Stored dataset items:
━━━━━━
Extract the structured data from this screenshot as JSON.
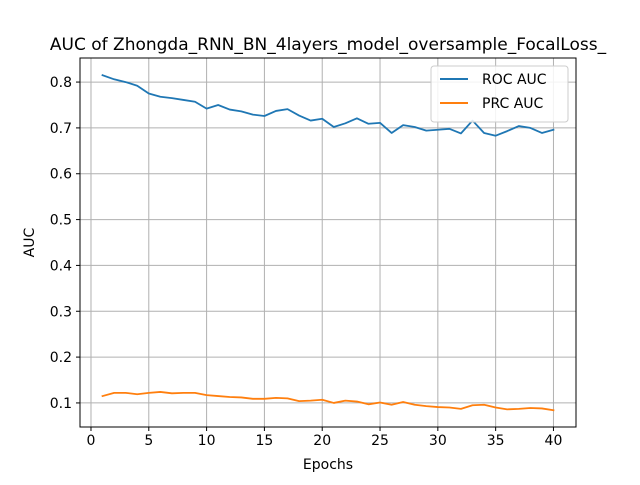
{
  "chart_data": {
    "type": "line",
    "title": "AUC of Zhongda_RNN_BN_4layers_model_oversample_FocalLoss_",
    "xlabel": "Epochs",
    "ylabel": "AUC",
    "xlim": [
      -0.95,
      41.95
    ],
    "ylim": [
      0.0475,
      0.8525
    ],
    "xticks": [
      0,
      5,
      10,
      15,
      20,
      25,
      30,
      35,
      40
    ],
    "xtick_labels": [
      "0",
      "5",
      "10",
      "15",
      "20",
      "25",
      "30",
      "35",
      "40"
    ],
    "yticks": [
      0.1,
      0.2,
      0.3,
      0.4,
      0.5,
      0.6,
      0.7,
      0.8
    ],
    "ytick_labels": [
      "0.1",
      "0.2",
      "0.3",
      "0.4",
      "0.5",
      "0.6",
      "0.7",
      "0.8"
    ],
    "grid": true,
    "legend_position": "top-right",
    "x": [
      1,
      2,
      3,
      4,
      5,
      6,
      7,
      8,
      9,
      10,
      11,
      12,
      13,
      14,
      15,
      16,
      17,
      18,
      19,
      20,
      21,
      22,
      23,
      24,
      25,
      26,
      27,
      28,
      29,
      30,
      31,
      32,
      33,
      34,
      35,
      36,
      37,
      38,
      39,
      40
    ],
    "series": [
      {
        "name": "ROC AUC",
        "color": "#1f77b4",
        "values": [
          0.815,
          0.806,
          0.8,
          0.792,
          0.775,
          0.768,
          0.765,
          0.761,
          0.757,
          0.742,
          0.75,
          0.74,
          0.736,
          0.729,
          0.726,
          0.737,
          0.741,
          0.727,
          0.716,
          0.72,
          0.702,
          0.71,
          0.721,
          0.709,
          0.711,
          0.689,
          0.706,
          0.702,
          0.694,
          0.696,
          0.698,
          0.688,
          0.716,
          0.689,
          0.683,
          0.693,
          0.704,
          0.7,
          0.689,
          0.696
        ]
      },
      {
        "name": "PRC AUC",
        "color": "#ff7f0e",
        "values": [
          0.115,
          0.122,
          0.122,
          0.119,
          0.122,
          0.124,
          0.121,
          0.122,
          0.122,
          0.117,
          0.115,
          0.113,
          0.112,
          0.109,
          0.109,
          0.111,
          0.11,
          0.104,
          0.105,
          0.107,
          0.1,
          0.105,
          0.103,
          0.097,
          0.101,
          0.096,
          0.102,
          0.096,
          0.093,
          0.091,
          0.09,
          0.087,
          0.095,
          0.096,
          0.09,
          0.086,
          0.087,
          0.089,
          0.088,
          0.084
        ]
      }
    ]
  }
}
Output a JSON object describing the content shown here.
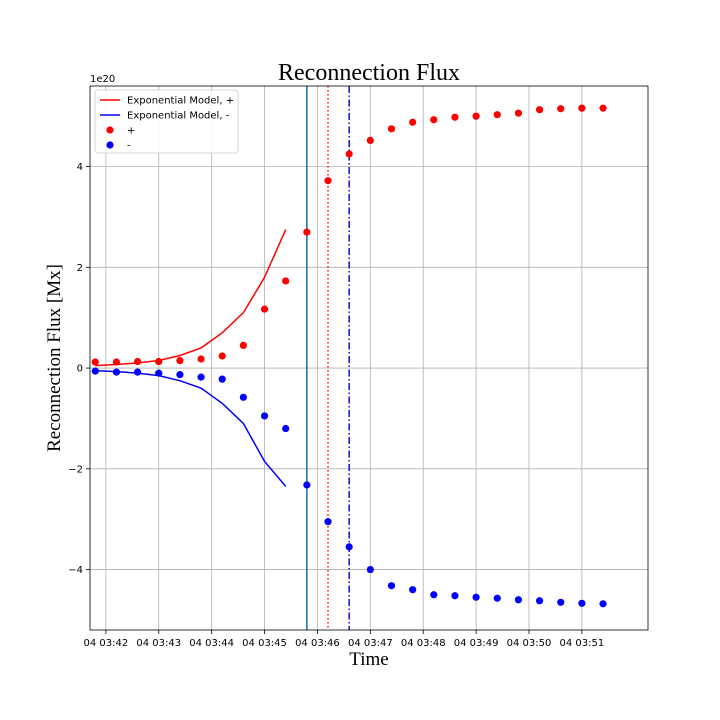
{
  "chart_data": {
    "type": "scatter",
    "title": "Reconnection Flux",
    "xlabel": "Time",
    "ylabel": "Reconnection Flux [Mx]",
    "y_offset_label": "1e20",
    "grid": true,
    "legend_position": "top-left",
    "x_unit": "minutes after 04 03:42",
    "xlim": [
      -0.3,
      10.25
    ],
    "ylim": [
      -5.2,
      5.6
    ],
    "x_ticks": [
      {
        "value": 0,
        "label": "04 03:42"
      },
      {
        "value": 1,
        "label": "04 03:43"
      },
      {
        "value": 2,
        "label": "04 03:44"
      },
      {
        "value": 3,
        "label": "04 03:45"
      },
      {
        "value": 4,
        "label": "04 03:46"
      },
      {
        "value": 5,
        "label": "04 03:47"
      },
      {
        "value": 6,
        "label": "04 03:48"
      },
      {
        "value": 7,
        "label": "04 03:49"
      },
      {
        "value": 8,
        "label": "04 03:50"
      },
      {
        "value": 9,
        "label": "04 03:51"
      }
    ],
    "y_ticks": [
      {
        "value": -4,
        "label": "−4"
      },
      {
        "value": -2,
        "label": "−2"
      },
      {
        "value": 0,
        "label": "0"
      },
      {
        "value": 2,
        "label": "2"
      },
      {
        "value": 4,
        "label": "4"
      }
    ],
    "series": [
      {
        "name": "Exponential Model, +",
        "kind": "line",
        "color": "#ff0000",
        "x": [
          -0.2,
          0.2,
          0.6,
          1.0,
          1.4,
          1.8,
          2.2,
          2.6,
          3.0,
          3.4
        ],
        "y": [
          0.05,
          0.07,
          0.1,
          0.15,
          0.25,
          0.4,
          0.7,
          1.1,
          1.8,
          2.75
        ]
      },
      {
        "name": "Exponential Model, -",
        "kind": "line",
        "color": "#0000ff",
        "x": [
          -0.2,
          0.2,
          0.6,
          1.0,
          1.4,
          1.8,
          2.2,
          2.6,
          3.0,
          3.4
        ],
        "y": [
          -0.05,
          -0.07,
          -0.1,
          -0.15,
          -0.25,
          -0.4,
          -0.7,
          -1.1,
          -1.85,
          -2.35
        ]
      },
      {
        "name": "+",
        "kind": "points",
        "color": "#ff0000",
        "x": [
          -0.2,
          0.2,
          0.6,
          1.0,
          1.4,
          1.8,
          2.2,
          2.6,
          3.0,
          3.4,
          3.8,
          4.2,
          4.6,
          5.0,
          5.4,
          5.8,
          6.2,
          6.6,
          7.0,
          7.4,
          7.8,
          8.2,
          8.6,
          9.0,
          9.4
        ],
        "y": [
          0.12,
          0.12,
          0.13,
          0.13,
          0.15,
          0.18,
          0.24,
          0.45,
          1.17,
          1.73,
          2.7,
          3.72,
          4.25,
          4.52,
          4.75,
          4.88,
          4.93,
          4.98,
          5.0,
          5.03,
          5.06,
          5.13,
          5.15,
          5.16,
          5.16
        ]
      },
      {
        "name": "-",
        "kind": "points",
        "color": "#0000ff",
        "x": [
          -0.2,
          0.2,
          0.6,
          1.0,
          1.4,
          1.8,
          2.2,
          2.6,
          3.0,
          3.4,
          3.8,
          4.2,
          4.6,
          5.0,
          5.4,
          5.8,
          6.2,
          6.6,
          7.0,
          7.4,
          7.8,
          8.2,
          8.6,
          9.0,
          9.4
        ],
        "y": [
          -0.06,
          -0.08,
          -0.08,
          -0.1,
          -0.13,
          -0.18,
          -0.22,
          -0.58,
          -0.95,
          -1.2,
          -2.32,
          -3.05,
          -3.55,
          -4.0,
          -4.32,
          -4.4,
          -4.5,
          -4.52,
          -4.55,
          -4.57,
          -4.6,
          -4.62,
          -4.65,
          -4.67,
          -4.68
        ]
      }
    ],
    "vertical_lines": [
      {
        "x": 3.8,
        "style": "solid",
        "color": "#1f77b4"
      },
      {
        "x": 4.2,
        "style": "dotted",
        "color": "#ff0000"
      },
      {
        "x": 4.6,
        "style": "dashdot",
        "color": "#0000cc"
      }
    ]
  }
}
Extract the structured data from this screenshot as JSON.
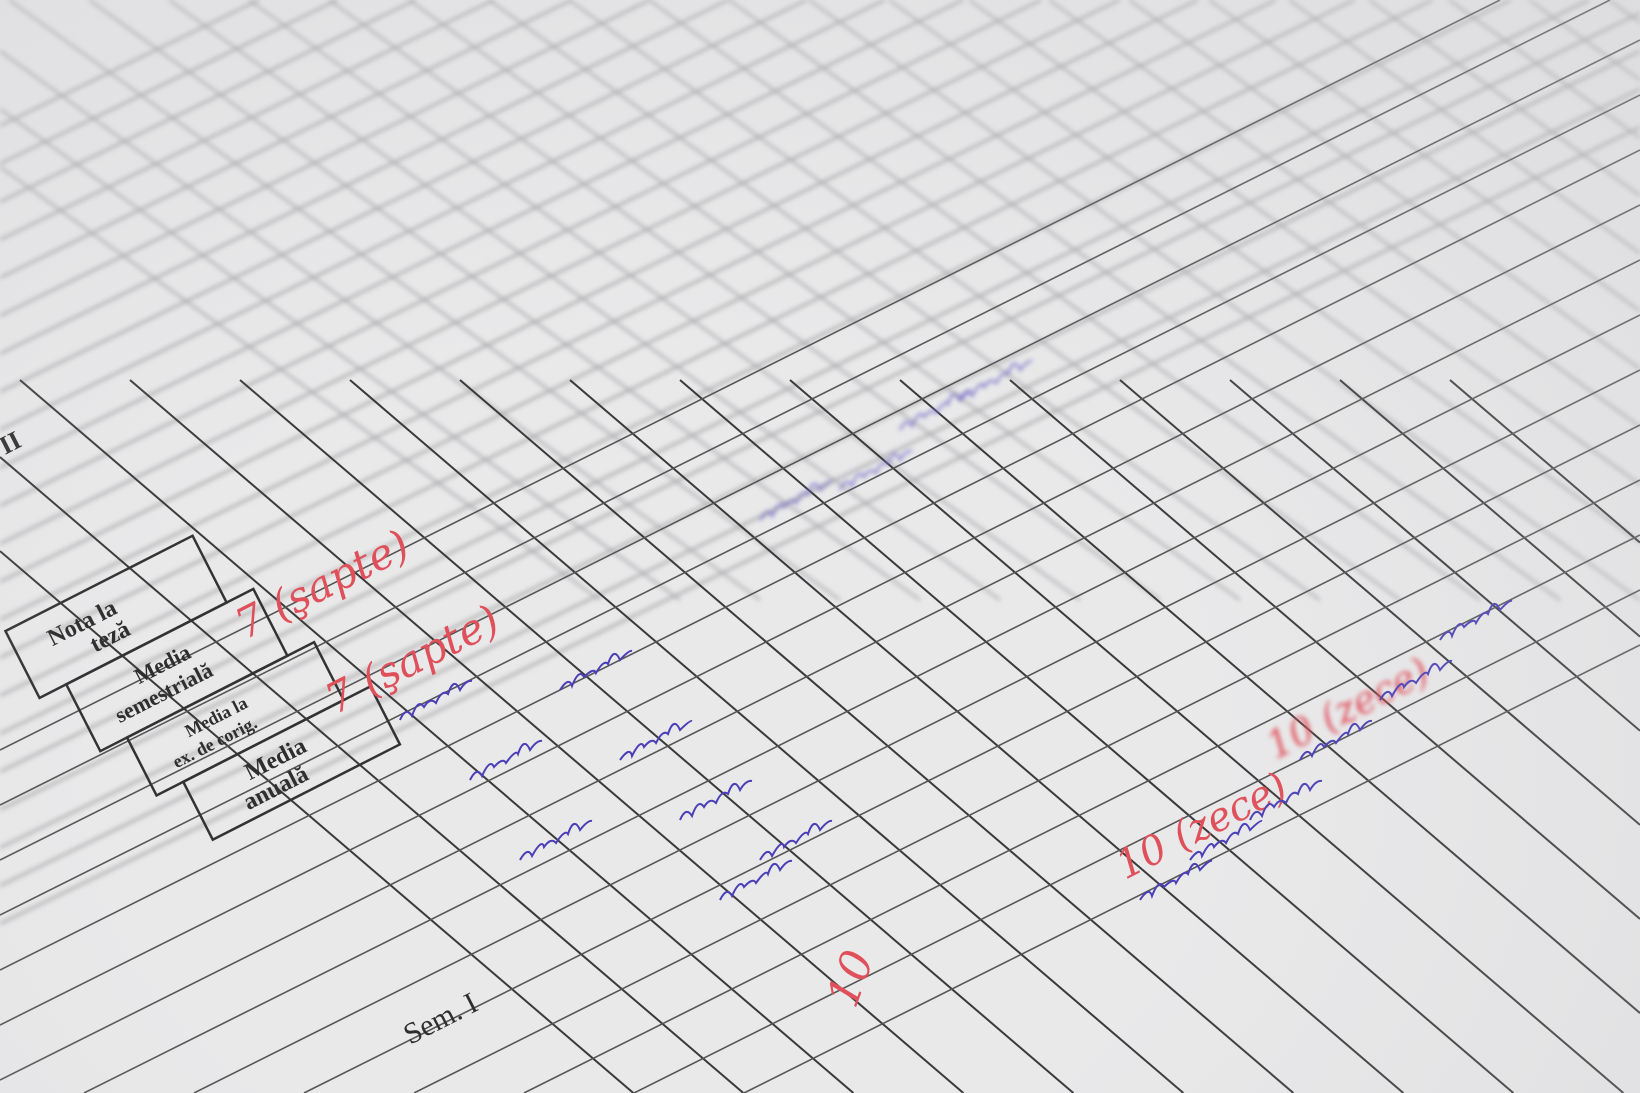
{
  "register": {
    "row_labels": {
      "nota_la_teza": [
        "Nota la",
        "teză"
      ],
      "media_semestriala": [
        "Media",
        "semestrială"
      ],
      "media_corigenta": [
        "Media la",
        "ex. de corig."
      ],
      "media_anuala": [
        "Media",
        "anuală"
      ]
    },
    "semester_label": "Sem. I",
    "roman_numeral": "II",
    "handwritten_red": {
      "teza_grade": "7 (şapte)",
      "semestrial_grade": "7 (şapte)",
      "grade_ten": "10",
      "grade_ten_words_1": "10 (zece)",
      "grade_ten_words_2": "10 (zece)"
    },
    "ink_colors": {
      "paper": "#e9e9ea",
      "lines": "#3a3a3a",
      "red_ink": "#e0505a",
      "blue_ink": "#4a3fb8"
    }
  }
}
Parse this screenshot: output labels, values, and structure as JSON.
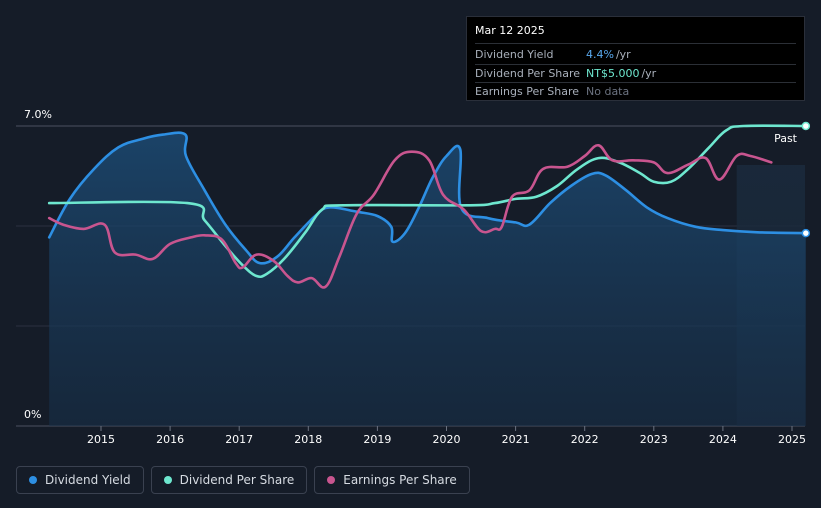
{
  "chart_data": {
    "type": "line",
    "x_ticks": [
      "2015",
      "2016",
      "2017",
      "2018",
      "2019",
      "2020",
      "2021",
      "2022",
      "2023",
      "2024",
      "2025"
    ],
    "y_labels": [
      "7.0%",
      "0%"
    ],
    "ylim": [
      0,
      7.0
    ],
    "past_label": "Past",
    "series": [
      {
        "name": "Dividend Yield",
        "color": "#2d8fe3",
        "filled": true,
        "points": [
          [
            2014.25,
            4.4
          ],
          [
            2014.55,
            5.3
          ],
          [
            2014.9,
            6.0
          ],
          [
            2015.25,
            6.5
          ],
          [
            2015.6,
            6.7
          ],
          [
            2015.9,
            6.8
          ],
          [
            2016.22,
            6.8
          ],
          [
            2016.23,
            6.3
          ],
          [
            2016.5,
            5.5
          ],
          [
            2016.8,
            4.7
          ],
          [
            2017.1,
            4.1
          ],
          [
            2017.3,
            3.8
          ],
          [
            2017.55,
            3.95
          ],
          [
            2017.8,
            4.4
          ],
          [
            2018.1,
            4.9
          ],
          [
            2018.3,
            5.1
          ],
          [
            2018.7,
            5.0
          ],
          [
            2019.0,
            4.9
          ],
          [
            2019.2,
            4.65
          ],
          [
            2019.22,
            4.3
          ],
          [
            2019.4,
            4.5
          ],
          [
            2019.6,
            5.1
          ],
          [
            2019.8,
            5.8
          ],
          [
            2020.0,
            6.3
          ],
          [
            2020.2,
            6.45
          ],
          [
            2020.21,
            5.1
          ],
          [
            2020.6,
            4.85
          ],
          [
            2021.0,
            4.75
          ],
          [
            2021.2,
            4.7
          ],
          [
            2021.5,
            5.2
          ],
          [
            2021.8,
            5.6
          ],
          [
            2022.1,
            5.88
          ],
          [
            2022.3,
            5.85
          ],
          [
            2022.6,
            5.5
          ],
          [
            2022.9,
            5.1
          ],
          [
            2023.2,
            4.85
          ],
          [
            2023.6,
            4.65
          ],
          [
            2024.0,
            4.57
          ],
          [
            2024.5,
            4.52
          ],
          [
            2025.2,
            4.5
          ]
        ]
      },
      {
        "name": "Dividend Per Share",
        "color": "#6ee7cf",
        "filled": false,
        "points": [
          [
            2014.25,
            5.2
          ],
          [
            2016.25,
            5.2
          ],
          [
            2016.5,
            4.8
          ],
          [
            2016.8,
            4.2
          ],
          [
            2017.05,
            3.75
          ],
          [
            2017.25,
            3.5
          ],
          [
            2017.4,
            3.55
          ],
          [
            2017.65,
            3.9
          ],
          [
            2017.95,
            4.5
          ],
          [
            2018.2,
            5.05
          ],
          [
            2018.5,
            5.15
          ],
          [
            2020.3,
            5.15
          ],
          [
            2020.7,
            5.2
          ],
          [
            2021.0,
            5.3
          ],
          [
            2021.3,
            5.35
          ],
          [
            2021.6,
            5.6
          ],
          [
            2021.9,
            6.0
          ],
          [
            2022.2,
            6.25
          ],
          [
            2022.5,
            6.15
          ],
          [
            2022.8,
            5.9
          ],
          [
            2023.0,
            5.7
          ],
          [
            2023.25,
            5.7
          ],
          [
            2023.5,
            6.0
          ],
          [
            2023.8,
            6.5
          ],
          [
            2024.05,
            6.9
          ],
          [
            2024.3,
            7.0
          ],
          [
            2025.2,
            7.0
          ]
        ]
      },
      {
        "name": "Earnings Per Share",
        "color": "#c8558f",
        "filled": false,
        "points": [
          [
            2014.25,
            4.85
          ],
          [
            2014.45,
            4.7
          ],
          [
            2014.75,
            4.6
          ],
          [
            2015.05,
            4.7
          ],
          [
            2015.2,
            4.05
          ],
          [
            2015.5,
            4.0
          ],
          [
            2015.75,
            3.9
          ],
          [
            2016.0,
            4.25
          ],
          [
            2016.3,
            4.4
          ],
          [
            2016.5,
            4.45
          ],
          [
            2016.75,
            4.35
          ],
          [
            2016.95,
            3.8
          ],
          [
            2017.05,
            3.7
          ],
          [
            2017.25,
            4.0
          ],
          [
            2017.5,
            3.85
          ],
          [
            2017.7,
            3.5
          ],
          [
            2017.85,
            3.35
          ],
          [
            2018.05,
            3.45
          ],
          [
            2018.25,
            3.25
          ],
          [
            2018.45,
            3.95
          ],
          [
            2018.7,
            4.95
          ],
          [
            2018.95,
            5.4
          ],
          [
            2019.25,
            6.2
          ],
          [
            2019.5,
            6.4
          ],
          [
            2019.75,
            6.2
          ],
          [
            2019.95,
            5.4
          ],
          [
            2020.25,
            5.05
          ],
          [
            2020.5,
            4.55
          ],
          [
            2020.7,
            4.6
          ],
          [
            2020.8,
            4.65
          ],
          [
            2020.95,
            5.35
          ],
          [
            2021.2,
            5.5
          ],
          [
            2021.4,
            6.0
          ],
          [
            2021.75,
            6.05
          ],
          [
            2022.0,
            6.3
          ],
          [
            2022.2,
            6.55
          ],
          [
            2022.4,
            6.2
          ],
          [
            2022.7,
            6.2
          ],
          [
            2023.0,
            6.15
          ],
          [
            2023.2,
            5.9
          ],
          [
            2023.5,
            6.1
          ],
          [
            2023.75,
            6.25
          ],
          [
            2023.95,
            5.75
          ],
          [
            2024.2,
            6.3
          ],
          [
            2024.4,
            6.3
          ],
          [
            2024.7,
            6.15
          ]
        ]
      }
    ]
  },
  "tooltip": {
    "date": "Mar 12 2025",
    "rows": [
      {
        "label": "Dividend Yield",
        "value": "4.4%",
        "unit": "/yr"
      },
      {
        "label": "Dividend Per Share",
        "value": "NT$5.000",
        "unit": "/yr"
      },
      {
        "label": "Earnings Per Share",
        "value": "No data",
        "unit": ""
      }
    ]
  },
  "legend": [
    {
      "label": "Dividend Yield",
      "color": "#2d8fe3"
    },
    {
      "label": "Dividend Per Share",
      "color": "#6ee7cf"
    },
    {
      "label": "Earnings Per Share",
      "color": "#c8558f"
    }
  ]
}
━━━━━━
Filter the records down to the lines that contain the string "Share", and copy those lines.

### Result
        "name": "Dividend Per Share",
        "name": "Earnings Per Share",
        "label": "Dividend Per Share",
        "label": "Earnings Per Share",
      "label": "Dividend Per Share",
      "label": "Earnings Per Share",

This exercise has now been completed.